**Work to be completed**
Transcribe the entries that follow, word for word.
= = = = =
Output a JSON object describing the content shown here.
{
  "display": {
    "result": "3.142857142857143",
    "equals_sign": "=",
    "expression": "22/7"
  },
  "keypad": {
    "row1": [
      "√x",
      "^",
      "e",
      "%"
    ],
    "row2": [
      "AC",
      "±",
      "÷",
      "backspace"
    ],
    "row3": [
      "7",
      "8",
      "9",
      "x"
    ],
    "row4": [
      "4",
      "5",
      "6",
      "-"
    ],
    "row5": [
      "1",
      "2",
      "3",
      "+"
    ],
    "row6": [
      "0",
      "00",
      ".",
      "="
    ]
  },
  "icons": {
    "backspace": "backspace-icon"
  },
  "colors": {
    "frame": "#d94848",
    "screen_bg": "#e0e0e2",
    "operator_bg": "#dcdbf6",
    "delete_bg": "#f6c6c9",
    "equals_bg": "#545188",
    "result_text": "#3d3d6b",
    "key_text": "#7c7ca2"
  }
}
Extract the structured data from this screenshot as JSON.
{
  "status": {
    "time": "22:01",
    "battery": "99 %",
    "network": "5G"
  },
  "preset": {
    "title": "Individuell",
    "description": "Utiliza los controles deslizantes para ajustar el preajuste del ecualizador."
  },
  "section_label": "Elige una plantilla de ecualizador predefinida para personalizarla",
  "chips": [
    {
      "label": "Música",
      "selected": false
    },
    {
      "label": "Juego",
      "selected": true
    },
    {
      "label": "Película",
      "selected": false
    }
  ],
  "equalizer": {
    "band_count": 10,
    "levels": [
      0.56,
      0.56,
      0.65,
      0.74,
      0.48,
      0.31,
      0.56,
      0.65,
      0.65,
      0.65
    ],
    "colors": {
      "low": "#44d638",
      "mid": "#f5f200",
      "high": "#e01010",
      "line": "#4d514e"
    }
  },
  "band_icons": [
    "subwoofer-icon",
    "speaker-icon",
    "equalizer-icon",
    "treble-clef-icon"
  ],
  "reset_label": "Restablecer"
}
= = = = =
**Solution for this task**
Output a JSON object describing the content shown here.
{
  "display": {
    "result": "3.142857142857143",
    "equals_sign": "=",
    "expression": "22/7"
  },
  "keypad": {
    "row1": [
      "√x",
      "^",
      "e",
      "%"
    ],
    "row2": [
      "AC",
      "±",
      "÷",
      "backspace"
    ],
    "row3": [
      "7",
      "8",
      "9",
      "x"
    ],
    "row4": [
      "4",
      "5",
      "6",
      "-"
    ],
    "row5": [
      "1",
      "2",
      "3",
      "+"
    ],
    "row6": [
      "0",
      "00",
      ".",
      "="
    ]
  },
  "icons": {
    "backspace": "backspace-icon"
  },
  "colors": {
    "frame": "#d94848",
    "screen_bg": "#e0e0e2",
    "operator_bg": "#dcdbf6",
    "delete_bg": "#f6c6c9",
    "equals_bg": "#545188",
    "result_text": "#3d3d6b",
    "key_text": "#7c7ca2"
  }
}
Extract the structured data from this screenshot as JSON.
{
  "status": {
    "time": "22:01",
    "battery": "99 %",
    "network": "5G"
  },
  "preset": {
    "title": "Individuell",
    "description": "Utiliza los controles deslizantes para ajustar el preajuste del ecualizador."
  },
  "section_label": "Elige una plantilla de ecualizador predefinida para personalizarla",
  "chips": [
    {
      "label": "Música",
      "selected": false
    },
    {
      "label": "Juego",
      "selected": true
    },
    {
      "label": "Película",
      "selected": false
    }
  ],
  "equalizer": {
    "band_count": 10,
    "levels": [
      0.56,
      0.56,
      0.65,
      0.74,
      0.48,
      0.31,
      0.56,
      0.65,
      0.65,
      0.65
    ],
    "colors": {
      "low": "#44d638",
      "mid": "#f5f200",
      "high": "#e01010",
      "line": "#4d514e"
    }
  },
  "band_icons": [
    "subwoofer-icon",
    "speaker-icon",
    "equalizer-icon",
    "treble-clef-icon"
  ],
  "reset_label": "Restablecer"
}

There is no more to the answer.